-- start of RECORD EXCERPTS --

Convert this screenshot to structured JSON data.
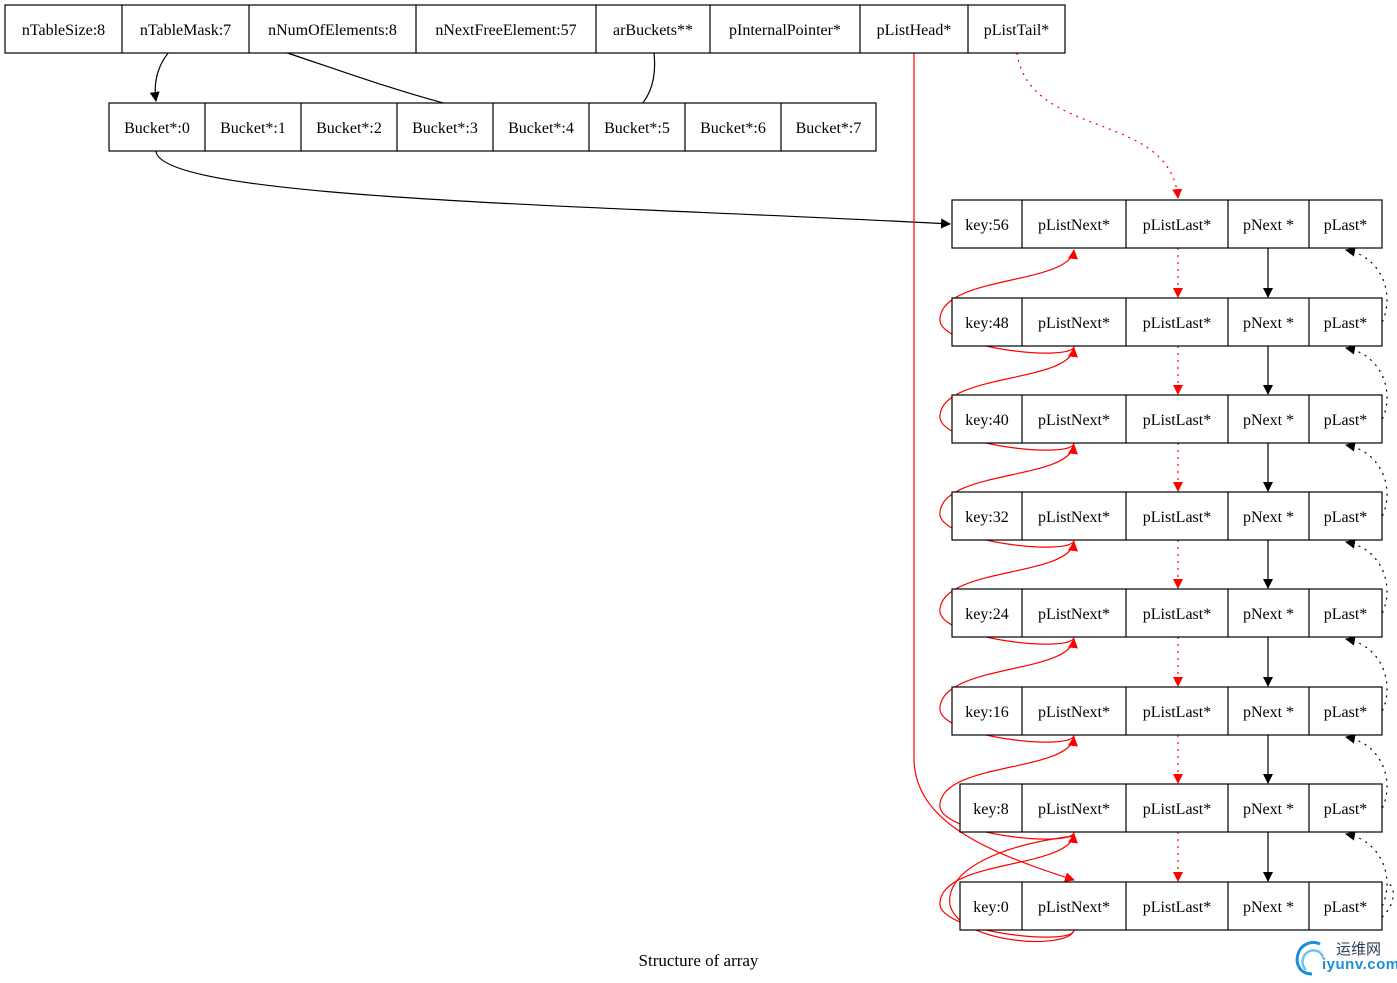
{
  "colors": {
    "black": "#000000",
    "red": "#ff0000",
    "watermark_blue": "#1a8fd6"
  },
  "hashtable": {
    "fields": [
      "nTableSize:8",
      "nTableMask:7",
      "nNumOfElements:8",
      "nNextFreeElement:57",
      "arBuckets**",
      "pInternalPointer*",
      "pListHead*",
      "pListTail*"
    ]
  },
  "buckets": {
    "fields": [
      "Bucket*:0",
      "Bucket*:1",
      "Bucket*:2",
      "Bucket*:3",
      "Bucket*:4",
      "Bucket*:5",
      "Bucket*:6",
      "Bucket*:7"
    ]
  },
  "elements": [
    {
      "key": "key:56",
      "fields": [
        "pListNext*",
        "pListLast*",
        "pNext *",
        "pLast*"
      ]
    },
    {
      "key": "key:48",
      "fields": [
        "pListNext*",
        "pListLast*",
        "pNext *",
        "pLast*"
      ]
    },
    {
      "key": "key:40",
      "fields": [
        "pListNext*",
        "pListLast*",
        "pNext *",
        "pLast*"
      ]
    },
    {
      "key": "key:32",
      "fields": [
        "pListNext*",
        "pListLast*",
        "pNext *",
        "pLast*"
      ]
    },
    {
      "key": "key:24",
      "fields": [
        "pListNext*",
        "pListLast*",
        "pNext *",
        "pLast*"
      ]
    },
    {
      "key": "key:16",
      "fields": [
        "pListNext*",
        "pListLast*",
        "pNext *",
        "pLast*"
      ]
    },
    {
      "key": "key:8",
      "fields": [
        "pListNext*",
        "pListLast*",
        "pNext *",
        "pLast*"
      ]
    },
    {
      "key": "key:0",
      "fields": [
        "pListNext*",
        "pListLast*",
        "pNext *",
        "pLast*"
      ]
    }
  ],
  "caption": "Structure of array",
  "watermark": {
    "text_cn": "运维网",
    "text_en": "iyunv.com"
  }
}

-- end of RECORD EXCERPTS --

→ TASK PROMPT
Please transcribe the material above exactly as written. Leave the pictures out.

→ SOLUTION FOR THIS TASK
Convert this screenshot to structured JSON data.
{
  "colors": {
    "black": "#000000",
    "red": "#ff0000",
    "watermark_blue": "#1a8fd6"
  },
  "hashtable": {
    "fields": [
      "nTableSize:8",
      "nTableMask:7",
      "nNumOfElements:8",
      "nNextFreeElement:57",
      "arBuckets**",
      "pInternalPointer*",
      "pListHead*",
      "pListTail*"
    ]
  },
  "buckets": {
    "fields": [
      "Bucket*:0",
      "Bucket*:1",
      "Bucket*:2",
      "Bucket*:3",
      "Bucket*:4",
      "Bucket*:5",
      "Bucket*:6",
      "Bucket*:7"
    ]
  },
  "elements": [
    {
      "key": "key:56",
      "fields": [
        "pListNext*",
        "pListLast*",
        "pNext *",
        "pLast*"
      ]
    },
    {
      "key": "key:48",
      "fields": [
        "pListNext*",
        "pListLast*",
        "pNext *",
        "pLast*"
      ]
    },
    {
      "key": "key:40",
      "fields": [
        "pListNext*",
        "pListLast*",
        "pNext *",
        "pLast*"
      ]
    },
    {
      "key": "key:32",
      "fields": [
        "pListNext*",
        "pListLast*",
        "pNext *",
        "pLast*"
      ]
    },
    {
      "key": "key:24",
      "fields": [
        "pListNext*",
        "pListLast*",
        "pNext *",
        "pLast*"
      ]
    },
    {
      "key": "key:16",
      "fields": [
        "pListNext*",
        "pListLast*",
        "pNext *",
        "pLast*"
      ]
    },
    {
      "key": "key:8",
      "fields": [
        "pListNext*",
        "pListLast*",
        "pNext *",
        "pLast*"
      ]
    },
    {
      "key": "key:0",
      "fields": [
        "pListNext*",
        "pListLast*",
        "pNext *",
        "pLast*"
      ]
    }
  ],
  "caption": "Structure of array",
  "watermark": {
    "text_cn": "运维网",
    "text_en": "iyunv.com"
  }
}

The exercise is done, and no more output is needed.